##### Input for this task #####
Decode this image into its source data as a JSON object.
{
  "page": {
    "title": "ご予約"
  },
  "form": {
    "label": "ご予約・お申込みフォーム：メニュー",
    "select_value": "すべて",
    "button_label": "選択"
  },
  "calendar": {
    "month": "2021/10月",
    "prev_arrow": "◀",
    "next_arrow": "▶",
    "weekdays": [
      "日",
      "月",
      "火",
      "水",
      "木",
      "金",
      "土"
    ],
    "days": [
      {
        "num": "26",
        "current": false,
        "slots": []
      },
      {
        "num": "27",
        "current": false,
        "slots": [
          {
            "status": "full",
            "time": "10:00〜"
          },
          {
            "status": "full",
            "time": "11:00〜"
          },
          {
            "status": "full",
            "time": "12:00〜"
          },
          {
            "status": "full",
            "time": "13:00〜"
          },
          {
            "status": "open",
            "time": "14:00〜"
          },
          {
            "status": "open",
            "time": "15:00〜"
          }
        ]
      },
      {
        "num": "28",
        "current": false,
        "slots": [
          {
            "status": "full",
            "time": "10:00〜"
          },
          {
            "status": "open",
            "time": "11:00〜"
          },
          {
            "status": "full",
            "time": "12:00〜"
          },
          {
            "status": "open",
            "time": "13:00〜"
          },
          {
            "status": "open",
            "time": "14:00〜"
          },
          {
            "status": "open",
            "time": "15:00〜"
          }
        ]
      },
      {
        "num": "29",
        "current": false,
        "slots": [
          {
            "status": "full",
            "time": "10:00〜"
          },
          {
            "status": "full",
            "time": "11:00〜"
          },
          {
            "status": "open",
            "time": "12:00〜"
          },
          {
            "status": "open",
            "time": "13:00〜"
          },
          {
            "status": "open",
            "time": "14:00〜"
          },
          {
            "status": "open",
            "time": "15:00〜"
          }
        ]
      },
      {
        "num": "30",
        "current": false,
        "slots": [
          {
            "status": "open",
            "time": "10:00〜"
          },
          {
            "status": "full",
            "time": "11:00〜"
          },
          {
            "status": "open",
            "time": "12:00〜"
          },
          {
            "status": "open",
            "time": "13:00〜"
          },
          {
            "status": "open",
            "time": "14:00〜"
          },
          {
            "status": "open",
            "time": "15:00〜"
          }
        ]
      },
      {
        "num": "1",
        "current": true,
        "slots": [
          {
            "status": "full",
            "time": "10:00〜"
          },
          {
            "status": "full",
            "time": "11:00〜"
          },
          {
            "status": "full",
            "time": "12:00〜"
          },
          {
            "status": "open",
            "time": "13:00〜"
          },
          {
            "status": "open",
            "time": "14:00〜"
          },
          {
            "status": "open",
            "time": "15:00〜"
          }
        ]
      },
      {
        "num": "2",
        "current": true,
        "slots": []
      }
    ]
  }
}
#####
Return all of the entries exactly as written.

Decode this image into its source data as a JSON object.
{
  "page": {
    "title": "ご予約"
  },
  "form": {
    "label": "ご予約・お申込みフォーム：メニュー",
    "select_value": "すべて",
    "button_label": "選択"
  },
  "calendar": {
    "month": "2021/10月",
    "prev_arrow": "◀",
    "next_arrow": "▶",
    "weekdays": [
      "日",
      "月",
      "火",
      "水",
      "木",
      "金",
      "土"
    ],
    "days": [
      {
        "num": "26",
        "current": false,
        "slots": []
      },
      {
        "num": "27",
        "current": false,
        "slots": [
          {
            "status": "full",
            "time": "10:00〜"
          },
          {
            "status": "full",
            "time": "11:00〜"
          },
          {
            "status": "full",
            "time": "12:00〜"
          },
          {
            "status": "full",
            "time": "13:00〜"
          },
          {
            "status": "open",
            "time": "14:00〜"
          },
          {
            "status": "open",
            "time": "15:00〜"
          }
        ]
      },
      {
        "num": "28",
        "current": false,
        "slots": [
          {
            "status": "full",
            "time": "10:00〜"
          },
          {
            "status": "open",
            "time": "11:00〜"
          },
          {
            "status": "full",
            "time": "12:00〜"
          },
          {
            "status": "open",
            "time": "13:00〜"
          },
          {
            "status": "open",
            "time": "14:00〜"
          },
          {
            "status": "open",
            "time": "15:00〜"
          }
        ]
      },
      {
        "num": "29",
        "current": false,
        "slots": [
          {
            "status": "full",
            "time": "10:00〜"
          },
          {
            "status": "full",
            "time": "11:00〜"
          },
          {
            "status": "open",
            "time": "12:00〜"
          },
          {
            "status": "open",
            "time": "13:00〜"
          },
          {
            "status": "open",
            "time": "14:00〜"
          },
          {
            "status": "open",
            "time": "15:00〜"
          }
        ]
      },
      {
        "num": "30",
        "current": false,
        "slots": [
          {
            "status": "open",
            "time": "10:00〜"
          },
          {
            "status": "full",
            "time": "11:00〜"
          },
          {
            "status": "open",
            "time": "12:00〜"
          },
          {
            "status": "open",
            "time": "13:00〜"
          },
          {
            "status": "open",
            "time": "14:00〜"
          },
          {
            "status": "open",
            "time": "15:00〜"
          }
        ]
      },
      {
        "num": "1",
        "current": true,
        "slots": [
          {
            "status": "full",
            "time": "10:00〜"
          },
          {
            "status": "full",
            "time": "11:00〜"
          },
          {
            "status": "full",
            "time": "12:00〜"
          },
          {
            "status": "open",
            "time": "13:00〜"
          },
          {
            "status": "open",
            "time": "14:00〜"
          },
          {
            "status": "open",
            "time": "15:00〜"
          }
        ]
      },
      {
        "num": "2",
        "current": true,
        "slots": []
      }
    ]
  }
}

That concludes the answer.